● Given task
Copy out all of the data exactly as it appears.

Data entries:
----------
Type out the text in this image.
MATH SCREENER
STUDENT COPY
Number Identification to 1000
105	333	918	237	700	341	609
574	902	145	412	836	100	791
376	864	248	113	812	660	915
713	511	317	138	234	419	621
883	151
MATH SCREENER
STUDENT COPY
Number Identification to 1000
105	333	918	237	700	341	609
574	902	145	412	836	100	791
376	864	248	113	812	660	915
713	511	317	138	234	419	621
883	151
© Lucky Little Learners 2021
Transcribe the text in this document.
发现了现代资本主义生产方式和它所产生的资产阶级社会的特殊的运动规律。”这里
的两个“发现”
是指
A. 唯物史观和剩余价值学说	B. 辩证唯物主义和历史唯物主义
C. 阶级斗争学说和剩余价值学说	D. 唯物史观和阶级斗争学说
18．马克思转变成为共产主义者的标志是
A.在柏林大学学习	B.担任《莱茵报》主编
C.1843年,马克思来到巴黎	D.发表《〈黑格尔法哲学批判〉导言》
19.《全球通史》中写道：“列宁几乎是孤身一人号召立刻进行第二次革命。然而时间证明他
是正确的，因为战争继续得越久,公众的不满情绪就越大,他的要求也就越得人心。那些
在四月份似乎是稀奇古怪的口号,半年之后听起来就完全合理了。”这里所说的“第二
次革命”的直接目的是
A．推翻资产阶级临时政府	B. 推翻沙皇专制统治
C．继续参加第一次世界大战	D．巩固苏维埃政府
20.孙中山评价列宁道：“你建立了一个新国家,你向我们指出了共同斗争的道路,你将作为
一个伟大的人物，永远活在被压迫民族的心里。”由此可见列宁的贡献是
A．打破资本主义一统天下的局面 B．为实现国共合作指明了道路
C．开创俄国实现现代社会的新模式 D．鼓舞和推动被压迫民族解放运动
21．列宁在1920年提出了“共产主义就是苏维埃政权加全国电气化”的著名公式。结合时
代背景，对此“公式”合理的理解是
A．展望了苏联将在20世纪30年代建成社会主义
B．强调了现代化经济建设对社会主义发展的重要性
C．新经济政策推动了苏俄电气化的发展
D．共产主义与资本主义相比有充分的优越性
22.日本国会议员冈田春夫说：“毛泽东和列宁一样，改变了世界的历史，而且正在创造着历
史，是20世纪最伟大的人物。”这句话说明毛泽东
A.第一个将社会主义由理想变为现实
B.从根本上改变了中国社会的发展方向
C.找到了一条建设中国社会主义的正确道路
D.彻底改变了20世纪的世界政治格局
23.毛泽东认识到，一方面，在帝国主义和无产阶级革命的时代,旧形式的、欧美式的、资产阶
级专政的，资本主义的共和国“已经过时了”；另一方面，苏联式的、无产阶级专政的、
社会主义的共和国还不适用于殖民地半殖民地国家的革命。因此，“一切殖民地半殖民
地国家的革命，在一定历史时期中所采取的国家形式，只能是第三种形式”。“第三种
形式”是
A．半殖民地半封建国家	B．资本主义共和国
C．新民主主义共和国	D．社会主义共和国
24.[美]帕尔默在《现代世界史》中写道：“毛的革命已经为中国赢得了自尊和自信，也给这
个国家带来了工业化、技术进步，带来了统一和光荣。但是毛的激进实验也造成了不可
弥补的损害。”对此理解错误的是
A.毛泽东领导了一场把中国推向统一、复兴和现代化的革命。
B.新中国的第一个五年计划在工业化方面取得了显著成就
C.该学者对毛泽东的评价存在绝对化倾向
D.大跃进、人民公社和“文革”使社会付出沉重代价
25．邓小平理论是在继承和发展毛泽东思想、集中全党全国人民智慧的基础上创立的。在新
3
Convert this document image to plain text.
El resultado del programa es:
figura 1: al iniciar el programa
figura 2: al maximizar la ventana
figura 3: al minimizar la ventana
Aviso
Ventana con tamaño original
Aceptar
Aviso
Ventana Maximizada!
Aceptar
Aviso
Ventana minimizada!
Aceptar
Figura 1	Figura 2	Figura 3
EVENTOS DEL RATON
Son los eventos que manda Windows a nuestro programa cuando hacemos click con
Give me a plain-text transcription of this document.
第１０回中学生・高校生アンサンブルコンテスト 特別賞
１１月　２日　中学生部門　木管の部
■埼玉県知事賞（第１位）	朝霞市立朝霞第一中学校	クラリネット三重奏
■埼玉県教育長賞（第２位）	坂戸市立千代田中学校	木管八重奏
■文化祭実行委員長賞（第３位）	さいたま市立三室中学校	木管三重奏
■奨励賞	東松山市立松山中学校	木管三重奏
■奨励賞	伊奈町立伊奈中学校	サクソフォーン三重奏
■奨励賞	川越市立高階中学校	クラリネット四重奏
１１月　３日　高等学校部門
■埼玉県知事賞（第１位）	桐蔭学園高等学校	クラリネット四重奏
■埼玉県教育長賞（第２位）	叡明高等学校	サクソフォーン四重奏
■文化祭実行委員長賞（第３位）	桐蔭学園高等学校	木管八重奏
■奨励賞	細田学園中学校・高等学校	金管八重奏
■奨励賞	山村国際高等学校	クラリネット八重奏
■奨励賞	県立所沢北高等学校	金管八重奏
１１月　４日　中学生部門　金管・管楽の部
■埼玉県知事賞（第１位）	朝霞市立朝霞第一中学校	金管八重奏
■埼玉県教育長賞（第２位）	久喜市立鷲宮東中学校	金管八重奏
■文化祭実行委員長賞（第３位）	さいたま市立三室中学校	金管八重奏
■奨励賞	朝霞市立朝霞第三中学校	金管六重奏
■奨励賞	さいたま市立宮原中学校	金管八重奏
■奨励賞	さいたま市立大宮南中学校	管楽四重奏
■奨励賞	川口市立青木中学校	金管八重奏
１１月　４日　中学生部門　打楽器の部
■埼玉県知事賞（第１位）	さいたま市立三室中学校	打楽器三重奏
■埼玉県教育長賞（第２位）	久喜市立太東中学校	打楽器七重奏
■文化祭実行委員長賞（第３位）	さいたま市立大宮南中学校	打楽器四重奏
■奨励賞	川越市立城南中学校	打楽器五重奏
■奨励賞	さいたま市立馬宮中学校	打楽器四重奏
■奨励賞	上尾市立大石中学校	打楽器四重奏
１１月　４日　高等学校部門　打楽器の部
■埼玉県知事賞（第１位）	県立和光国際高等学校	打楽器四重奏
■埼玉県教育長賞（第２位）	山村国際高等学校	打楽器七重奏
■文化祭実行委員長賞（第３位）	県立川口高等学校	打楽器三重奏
----------
● Expected answer
Type out the text in this image.
MATH SCREENER
STUDENT COPY
Number Identification to 1000
105	333	918	237	700	341	609
574	902	145	412	836	100	791
376	864	248	113	812	660	915
713	511	317	138	234	419	621
883	151
MATH SCREENER
STUDENT COPY
Number Identification to 1000
105	333	918	237	700	341	609
574	902	145	412	836	100	791
376	864	248	113	812	660	915
713	511	317	138	234	419	621
883	151
© Lucky Little Learners 2021
Transcribe the text in this document.
发现了现代资本主义生产方式和它所产生的资产阶级社会的特殊的运动规律。”这里
的两个“发现”
是指
A. 唯物史观和剩余价值学说	B. 辩证唯物主义和历史唯物主义
C. 阶级斗争学说和剩余价值学说	D. 唯物史观和阶级斗争学说
18．马克思转变成为共产主义者的标志是
A.在柏林大学学习	B.担任《莱茵报》主编
C.1843年,马克思来到巴黎	D.发表《〈黑格尔法哲学批判〉导言》
19.《全球通史》中写道：“列宁几乎是孤身一人号召立刻进行第二次革命。然而时间证明他
是正确的，因为战争继续得越久,公众的不满情绪就越大,他的要求也就越得人心。那些
在四月份似乎是稀奇古怪的口号,半年之后听起来就完全合理了。”这里所说的“第二
次革命”的直接目的是
A．推翻资产阶级临时政府	B. 推翻沙皇专制统治
C．继续参加第一次世界大战	D．巩固苏维埃政府
20.孙中山评价列宁道：“你建立了一个新国家,你向我们指出了共同斗争的道路,你将作为
一个伟大的人物，永远活在被压迫民族的心里。”由此可见列宁的贡献是
A．打破资本主义一统天下的局面 B．为实现国共合作指明了道路
C．开创俄国实现现代社会的新模式 D．鼓舞和推动被压迫民族解放运动
21．列宁在1920年提出了“共产主义就是苏维埃政权加全国电气化”的著名公式。结合时
代背景，对此“公式”合理的理解是
A．展望了苏联将在20世纪30年代建成社会主义
B．强调了现代化经济建设对社会主义发展的重要性
C．新经济政策推动了苏俄电气化的发展
D．共产主义与资本主义相比有充分的优越性
22.日本国会议员冈田春夫说：“毛泽东和列宁一样，改变了世界的历史，而且正在创造着历
史，是20世纪最伟大的人物。”这句话说明毛泽东
A.第一个将社会主义由理想变为现实
B.从根本上改变了中国社会的发展方向
C.找到了一条建设中国社会主义的正确道路
D.彻底改变了20世纪的世界政治格局
23.毛泽东认识到，一方面，在帝国主义和无产阶级革命的时代,旧形式的、欧美式的、资产阶
级专政的，资本主义的共和国“已经过时了”；另一方面，苏联式的、无产阶级专政的、
社会主义的共和国还不适用于殖民地半殖民地国家的革命。因此，“一切殖民地半殖民
地国家的革命，在一定历史时期中所采取的国家形式，只能是第三种形式”。“第三种
形式”是
A．半殖民地半封建国家	B．资本主义共和国
C．新民主主义共和国	D．社会主义共和国
24.[美]帕尔默在《现代世界史》中写道：“毛的革命已经为中国赢得了自尊和自信，也给这
个国家带来了工业化、技术进步，带来了统一和光荣。但是毛的激进实验也造成了不可
弥补的损害。”对此理解错误的是
A.毛泽东领导了一场把中国推向统一、复兴和现代化的革命。
B.新中国的第一个五年计划在工业化方面取得了显著成就
C.该学者对毛泽东的评价存在绝对化倾向
D.大跃进、人民公社和“文革”使社会付出沉重代价
25．邓小平理论是在继承和发展毛泽东思想、集中全党全国人民智慧的基础上创立的。在新
3
Convert this document image to plain text.
El resultado del programa es:
figura 1: al iniciar el programa
figura 2: al maximizar la ventana
figura 3: al minimizar la ventana
Aviso
Ventana con tamaño original
Aceptar
Aviso
Ventana Maximizada!
Aceptar
Aviso
Ventana minimizada!
Aceptar
Figura 1	Figura 2	Figura 3
EVENTOS DEL RATON
Son los eventos que manda Windows a nuestro programa cuando hacemos click con
Give me a plain-text transcription of this document.
第１０回中学生・高校生アンサンブルコンテスト 特別賞
１１月　２日　中学生部門　木管の部
■埼玉県知事賞（第１位）	朝霞市立朝霞第一中学校	クラリネット三重奏
■埼玉県教育長賞（第２位）	坂戸市立千代田中学校	木管八重奏
■文化祭実行委員長賞（第３位）	さいたま市立三室中学校	木管三重奏
■奨励賞	東松山市立松山中学校	木管三重奏
■奨励賞	伊奈町立伊奈中学校	サクソフォーン三重奏
■奨励賞	川越市立高階中学校	クラリネット四重奏
１１月　３日　高等学校部門
■埼玉県知事賞（第１位）	桐蔭学園高等学校	クラリネット四重奏
■埼玉県教育長賞（第２位）	叡明高等学校	サクソフォーン四重奏
■文化祭実行委員長賞（第３位）	桐蔭学園高等学校	木管八重奏
■奨励賞	細田学園中学校・高等学校	金管八重奏
■奨励賞	山村国際高等学校	クラリネット八重奏
■奨励賞	県立所沢北高等学校	金管八重奏
１１月　４日　中学生部門　金管・管楽の部
■埼玉県知事賞（第１位）	朝霞市立朝霞第一中学校	金管八重奏
■埼玉県教育長賞（第２位）	久喜市立鷲宮東中学校	金管八重奏
■文化祭実行委員長賞（第３位）	さいたま市立三室中学校	金管八重奏
■奨励賞	朝霞市立朝霞第三中学校	金管六重奏
■奨励賞	さいたま市立宮原中学校	金管八重奏
■奨励賞	さいたま市立大宮南中学校	管楽四重奏
■奨励賞	川口市立青木中学校	金管八重奏
１１月　４日　中学生部門　打楽器の部
■埼玉県知事賞（第１位）	さいたま市立三室中学校	打楽器三重奏
■埼玉県教育長賞（第２位）	久喜市立太東中学校	打楽器七重奏
■文化祭実行委員長賞（第３位）	さいたま市立大宮南中学校	打楽器四重奏
■奨励賞	川越市立城南中学校	打楽器五重奏
■奨励賞	さいたま市立馬宮中学校	打楽器四重奏
■奨励賞	上尾市立大石中学校	打楽器四重奏
１１月　４日　高等学校部門　打楽器の部
■埼玉県知事賞（第１位）	県立和光国際高等学校	打楽器四重奏
■埼玉県教育長賞（第２位）	山村国際高等学校	打楽器七重奏
■文化祭実行委員長賞（第３位）	県立川口高等学校	打楽器三重奏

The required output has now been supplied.